**Work to be completed**
Copy every line of the data in which the word "will" occurs.

## BEGIN

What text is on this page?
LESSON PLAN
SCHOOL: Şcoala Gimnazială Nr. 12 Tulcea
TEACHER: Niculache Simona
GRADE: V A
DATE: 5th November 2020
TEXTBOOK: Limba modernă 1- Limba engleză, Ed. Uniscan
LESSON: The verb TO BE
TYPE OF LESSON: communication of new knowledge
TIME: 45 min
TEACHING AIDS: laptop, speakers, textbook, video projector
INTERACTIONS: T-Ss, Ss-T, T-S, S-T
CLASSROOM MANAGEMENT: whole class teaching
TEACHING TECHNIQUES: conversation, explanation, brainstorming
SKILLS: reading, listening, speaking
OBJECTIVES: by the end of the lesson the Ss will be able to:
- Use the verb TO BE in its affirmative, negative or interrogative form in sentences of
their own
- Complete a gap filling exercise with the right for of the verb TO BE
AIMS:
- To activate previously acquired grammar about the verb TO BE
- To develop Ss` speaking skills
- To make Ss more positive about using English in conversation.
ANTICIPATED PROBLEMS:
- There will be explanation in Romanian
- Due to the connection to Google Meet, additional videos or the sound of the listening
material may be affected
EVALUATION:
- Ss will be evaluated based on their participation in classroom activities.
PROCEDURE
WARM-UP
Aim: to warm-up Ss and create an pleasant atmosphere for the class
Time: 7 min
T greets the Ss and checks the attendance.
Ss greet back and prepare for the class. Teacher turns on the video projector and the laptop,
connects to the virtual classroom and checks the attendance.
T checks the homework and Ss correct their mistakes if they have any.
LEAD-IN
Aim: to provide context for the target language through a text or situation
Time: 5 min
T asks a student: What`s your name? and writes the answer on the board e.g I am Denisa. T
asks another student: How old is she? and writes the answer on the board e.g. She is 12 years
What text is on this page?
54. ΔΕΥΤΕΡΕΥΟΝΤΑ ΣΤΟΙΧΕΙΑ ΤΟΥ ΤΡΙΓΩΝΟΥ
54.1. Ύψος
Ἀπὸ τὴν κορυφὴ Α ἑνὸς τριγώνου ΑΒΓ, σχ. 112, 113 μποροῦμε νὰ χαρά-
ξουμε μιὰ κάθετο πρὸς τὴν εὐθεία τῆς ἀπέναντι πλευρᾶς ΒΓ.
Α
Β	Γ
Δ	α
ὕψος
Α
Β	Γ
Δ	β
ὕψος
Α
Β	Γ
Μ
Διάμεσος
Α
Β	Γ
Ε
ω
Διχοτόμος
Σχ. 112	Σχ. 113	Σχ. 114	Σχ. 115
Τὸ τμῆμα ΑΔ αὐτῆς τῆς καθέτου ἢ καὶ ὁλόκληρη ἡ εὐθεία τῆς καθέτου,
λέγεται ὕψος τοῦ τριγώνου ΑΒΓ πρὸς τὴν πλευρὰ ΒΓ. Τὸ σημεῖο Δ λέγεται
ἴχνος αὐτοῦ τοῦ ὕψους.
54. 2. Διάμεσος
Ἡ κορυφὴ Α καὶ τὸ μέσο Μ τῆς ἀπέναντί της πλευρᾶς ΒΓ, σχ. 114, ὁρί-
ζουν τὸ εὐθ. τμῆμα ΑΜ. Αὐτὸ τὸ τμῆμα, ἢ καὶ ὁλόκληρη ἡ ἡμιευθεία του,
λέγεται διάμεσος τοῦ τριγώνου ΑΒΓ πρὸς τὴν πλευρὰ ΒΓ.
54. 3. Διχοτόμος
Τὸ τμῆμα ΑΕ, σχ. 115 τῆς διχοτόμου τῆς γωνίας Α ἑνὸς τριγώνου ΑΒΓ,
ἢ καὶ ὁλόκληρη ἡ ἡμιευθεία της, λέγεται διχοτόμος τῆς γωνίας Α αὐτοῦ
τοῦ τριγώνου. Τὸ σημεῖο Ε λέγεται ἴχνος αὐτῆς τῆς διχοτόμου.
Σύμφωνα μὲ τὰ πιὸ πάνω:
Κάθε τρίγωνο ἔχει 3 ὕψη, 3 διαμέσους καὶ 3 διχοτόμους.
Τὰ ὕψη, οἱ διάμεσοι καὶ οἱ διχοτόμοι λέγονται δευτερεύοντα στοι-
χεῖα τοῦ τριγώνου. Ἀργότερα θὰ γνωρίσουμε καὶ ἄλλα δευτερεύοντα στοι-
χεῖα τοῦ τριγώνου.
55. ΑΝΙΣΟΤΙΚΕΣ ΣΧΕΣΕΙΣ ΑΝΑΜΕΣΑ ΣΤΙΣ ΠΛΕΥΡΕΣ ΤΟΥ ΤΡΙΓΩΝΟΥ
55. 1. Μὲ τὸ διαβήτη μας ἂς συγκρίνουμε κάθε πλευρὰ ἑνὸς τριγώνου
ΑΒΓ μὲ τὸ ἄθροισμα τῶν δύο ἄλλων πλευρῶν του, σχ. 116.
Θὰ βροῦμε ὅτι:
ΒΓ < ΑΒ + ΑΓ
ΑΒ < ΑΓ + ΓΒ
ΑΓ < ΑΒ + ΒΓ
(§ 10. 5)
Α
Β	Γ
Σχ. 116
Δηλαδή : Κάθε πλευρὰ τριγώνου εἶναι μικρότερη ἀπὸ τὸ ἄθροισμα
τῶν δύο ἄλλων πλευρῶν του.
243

## END

**Solved problem**
OBJECTIVES: by the end of the lesson the Ss will be able to:
- There will be explanation in Romanian
- Ss will be evaluated based on their participation in classroom activities.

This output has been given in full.